Stated exercise: Go through the entries below and pick out every line with "chiesa".

Task inputs:

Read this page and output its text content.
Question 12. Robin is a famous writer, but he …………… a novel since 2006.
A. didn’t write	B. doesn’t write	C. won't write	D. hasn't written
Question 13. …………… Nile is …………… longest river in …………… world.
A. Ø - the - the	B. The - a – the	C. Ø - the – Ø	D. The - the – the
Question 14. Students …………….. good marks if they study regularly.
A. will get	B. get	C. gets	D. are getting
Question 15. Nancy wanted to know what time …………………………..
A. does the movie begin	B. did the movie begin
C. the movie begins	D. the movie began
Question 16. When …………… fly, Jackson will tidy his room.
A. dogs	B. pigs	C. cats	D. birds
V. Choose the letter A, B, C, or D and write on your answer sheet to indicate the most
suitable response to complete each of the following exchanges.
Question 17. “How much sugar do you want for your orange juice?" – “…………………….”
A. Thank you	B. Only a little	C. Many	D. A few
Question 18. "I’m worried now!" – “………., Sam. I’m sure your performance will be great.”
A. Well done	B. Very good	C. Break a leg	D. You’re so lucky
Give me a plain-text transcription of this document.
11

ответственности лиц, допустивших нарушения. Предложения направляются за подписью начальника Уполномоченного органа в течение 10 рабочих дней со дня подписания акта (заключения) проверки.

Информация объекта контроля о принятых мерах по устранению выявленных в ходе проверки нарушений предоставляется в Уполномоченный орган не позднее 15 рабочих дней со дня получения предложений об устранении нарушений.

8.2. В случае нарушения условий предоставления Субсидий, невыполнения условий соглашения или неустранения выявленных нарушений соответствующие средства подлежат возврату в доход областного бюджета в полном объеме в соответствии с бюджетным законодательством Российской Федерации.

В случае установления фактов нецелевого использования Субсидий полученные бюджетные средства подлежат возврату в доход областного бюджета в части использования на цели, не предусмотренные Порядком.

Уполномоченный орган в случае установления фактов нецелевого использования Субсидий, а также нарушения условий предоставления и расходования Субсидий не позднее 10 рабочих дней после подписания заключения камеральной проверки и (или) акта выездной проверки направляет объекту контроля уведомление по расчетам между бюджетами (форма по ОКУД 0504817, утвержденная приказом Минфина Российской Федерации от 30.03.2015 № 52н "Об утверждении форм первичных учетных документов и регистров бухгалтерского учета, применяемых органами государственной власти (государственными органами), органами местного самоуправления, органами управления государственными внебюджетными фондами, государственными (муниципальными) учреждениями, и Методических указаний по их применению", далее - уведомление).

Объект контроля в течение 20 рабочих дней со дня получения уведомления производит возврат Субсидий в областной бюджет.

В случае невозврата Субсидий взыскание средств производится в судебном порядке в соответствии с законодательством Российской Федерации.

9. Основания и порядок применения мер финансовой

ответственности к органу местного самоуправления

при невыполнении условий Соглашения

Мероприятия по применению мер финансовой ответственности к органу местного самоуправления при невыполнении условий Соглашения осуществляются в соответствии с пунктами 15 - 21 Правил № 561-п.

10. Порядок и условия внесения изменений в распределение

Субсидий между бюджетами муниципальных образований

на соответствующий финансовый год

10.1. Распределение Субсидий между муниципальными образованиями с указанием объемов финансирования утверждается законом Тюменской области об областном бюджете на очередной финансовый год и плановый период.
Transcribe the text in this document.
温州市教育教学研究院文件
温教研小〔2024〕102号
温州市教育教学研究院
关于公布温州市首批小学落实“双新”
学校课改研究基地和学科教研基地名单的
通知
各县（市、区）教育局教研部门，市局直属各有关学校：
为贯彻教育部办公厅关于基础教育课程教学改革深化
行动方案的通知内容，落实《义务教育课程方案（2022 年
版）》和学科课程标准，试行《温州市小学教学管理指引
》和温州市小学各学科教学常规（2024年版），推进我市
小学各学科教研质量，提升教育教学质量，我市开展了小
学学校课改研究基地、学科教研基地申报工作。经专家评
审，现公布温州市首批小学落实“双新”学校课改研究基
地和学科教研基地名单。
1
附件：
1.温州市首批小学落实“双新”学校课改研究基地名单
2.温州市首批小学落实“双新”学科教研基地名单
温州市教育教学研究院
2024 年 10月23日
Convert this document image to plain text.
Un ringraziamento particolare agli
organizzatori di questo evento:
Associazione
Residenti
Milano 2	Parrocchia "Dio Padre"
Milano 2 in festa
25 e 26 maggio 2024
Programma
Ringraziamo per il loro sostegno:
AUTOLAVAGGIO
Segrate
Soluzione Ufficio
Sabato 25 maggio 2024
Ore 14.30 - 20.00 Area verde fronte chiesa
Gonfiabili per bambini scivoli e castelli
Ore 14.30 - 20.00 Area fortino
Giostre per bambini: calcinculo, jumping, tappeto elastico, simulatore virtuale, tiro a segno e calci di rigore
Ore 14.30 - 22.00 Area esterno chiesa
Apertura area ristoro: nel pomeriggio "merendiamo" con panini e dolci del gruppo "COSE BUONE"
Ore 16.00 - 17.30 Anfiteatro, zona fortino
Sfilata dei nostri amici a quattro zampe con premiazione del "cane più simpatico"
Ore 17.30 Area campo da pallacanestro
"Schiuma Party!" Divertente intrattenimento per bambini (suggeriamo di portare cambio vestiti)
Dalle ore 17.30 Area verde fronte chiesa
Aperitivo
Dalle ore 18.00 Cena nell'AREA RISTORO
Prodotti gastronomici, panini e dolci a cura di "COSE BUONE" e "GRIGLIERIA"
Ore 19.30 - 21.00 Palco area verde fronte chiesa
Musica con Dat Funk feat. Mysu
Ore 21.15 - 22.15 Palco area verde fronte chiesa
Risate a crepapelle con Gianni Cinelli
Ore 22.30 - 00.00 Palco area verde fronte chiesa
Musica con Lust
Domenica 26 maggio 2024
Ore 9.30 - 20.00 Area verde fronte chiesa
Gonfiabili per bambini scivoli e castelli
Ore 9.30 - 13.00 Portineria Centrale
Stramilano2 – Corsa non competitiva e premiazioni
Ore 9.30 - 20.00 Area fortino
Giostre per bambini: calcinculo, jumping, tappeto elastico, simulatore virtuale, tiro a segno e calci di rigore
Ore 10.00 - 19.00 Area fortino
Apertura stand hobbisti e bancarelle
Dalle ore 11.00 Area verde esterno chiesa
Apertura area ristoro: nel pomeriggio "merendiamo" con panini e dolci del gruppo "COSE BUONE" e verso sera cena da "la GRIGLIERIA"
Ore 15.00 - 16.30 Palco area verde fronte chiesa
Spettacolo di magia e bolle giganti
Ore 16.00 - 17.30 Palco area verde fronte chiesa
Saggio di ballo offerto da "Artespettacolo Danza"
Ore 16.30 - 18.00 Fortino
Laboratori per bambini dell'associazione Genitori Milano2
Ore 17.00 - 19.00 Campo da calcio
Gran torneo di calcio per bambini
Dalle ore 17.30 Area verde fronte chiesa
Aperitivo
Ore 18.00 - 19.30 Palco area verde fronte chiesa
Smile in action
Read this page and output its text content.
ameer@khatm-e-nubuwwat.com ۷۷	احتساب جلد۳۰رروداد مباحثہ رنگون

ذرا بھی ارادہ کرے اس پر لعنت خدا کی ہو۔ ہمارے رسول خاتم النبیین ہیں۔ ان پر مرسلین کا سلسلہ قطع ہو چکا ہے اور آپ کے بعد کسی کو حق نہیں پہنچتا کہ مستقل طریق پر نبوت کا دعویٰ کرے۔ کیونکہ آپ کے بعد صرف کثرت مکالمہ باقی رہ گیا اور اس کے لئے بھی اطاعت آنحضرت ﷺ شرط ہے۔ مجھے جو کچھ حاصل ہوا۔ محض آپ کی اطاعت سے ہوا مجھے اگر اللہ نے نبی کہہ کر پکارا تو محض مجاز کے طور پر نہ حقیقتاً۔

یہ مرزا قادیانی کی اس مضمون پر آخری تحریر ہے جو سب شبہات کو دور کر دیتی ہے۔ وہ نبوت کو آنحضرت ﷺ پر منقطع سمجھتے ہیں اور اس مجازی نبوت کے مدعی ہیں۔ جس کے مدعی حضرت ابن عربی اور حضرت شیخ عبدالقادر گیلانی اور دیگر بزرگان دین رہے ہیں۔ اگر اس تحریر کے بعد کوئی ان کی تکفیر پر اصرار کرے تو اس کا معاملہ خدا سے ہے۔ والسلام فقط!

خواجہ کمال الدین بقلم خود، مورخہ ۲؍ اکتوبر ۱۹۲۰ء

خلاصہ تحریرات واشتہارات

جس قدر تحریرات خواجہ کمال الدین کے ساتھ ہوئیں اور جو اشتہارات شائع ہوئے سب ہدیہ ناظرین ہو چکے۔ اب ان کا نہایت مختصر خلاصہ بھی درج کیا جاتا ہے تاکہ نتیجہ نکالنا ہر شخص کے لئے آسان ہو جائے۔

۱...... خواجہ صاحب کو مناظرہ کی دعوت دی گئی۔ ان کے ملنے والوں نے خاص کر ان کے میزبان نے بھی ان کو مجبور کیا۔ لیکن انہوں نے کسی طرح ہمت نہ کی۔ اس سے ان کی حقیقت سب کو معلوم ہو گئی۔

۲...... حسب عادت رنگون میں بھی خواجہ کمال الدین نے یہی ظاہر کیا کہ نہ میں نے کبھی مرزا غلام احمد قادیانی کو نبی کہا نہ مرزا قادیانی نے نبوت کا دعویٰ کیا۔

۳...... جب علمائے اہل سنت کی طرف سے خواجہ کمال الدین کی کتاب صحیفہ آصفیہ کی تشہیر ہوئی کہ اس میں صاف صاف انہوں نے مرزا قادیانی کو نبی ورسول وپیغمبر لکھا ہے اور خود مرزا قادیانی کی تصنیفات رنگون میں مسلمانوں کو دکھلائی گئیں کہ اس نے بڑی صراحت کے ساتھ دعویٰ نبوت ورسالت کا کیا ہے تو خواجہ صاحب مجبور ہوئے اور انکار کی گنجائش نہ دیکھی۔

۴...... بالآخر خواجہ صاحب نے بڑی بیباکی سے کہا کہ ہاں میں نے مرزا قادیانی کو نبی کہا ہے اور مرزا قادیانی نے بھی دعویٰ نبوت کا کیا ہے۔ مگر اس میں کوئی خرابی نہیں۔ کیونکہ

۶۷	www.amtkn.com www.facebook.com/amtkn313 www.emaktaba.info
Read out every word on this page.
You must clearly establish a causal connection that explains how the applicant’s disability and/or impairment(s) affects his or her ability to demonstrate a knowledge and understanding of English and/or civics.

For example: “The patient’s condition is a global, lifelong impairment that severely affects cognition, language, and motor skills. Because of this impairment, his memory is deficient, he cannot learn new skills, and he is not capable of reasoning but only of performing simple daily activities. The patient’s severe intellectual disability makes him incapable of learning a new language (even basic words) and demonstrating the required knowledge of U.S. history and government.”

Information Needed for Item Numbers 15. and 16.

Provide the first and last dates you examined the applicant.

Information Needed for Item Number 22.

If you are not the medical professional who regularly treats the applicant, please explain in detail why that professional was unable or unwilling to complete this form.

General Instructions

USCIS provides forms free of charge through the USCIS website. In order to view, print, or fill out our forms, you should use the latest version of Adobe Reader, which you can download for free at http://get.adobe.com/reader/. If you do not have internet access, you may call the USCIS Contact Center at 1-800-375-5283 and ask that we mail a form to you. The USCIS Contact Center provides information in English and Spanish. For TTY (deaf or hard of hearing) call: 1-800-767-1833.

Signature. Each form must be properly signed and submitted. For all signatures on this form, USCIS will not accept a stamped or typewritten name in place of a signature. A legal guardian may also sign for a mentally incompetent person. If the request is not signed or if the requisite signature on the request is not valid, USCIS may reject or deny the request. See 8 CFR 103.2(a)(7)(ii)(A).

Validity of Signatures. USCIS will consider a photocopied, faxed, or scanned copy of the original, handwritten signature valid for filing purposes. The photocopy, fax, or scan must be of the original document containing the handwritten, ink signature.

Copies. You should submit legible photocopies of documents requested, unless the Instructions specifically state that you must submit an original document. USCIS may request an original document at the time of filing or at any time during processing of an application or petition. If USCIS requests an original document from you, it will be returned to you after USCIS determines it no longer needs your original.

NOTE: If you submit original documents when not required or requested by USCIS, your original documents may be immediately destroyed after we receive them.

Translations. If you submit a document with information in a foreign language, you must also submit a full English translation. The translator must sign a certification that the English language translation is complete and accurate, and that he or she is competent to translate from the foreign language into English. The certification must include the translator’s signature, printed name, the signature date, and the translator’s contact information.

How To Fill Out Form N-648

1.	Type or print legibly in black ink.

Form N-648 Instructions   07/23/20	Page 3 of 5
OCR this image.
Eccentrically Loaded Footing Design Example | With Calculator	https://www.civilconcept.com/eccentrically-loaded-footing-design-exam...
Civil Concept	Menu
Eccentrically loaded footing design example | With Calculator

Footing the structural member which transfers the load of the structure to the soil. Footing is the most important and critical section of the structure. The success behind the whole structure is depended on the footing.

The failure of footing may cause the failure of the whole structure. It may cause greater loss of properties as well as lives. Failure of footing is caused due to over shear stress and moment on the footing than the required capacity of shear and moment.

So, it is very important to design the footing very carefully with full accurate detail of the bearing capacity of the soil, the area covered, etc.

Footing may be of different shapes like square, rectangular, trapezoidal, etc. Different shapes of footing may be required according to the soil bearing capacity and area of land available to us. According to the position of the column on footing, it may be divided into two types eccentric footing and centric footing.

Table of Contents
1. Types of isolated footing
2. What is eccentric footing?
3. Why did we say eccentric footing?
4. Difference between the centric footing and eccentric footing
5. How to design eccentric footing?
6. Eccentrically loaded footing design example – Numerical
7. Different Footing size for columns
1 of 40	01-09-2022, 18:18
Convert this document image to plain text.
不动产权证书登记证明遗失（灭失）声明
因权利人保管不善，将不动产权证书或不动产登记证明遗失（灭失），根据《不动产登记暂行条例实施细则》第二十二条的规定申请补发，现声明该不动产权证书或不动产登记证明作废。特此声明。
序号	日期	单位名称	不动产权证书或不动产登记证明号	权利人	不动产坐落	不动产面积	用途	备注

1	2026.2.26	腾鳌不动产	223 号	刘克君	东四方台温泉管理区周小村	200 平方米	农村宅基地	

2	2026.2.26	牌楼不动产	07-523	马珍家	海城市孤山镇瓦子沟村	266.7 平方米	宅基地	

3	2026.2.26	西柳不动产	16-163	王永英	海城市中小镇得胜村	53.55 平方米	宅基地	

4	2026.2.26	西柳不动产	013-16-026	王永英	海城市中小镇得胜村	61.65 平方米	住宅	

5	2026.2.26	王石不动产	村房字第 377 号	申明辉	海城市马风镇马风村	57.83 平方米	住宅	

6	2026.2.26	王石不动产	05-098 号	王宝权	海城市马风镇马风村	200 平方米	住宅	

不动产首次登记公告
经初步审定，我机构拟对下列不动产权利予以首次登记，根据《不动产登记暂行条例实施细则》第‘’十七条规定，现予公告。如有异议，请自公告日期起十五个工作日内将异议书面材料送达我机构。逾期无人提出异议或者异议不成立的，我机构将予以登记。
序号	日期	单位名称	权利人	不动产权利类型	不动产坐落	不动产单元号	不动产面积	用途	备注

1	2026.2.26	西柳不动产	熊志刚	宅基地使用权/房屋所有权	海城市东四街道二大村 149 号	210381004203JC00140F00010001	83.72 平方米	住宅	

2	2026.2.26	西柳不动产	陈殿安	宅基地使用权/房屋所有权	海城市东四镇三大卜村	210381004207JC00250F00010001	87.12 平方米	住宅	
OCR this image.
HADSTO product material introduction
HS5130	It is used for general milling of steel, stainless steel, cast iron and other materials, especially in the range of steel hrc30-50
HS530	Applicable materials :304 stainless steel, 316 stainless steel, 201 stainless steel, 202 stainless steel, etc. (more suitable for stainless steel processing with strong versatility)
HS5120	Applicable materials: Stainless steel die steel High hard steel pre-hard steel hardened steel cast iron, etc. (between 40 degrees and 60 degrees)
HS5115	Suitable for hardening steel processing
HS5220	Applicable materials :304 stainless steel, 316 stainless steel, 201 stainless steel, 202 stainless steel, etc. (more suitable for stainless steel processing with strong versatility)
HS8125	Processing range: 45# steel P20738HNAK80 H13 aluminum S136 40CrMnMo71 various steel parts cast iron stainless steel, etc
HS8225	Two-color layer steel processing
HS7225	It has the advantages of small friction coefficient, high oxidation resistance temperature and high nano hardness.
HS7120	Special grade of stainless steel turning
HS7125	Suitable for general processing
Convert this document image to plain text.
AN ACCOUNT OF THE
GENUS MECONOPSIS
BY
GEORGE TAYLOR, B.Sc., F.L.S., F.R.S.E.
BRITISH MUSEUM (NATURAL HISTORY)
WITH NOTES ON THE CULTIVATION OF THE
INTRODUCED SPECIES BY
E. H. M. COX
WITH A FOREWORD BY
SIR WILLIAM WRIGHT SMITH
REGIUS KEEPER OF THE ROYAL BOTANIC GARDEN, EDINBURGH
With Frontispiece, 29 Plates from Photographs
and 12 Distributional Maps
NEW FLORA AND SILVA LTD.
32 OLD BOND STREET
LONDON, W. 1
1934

Answer to the exercise:
Ore 14.30 - 20.00 Area verde fronte chiesa
Ore 14.30 - 22.00 Area esterno chiesa
Dalle ore 17.30 Area verde fronte chiesa
Ore 19.30 - 21.00 Palco area verde fronte chiesa
Ore 21.15 - 22.15 Palco area verde fronte chiesa
Ore 22.30 - 00.00 Palco area verde fronte chiesa
Ore 9.30 - 20.00 Area verde fronte chiesa
Dalle ore 11.00 Area verde esterno chiesa
Ore 15.00 - 16.30 Palco area verde fronte chiesa
Ore 16.00 - 17.30 Palco area verde fronte chiesa
Dalle ore 17.30 Area verde fronte chiesa
Ore 18.00 - 19.30 Palco area verde fronte chiesa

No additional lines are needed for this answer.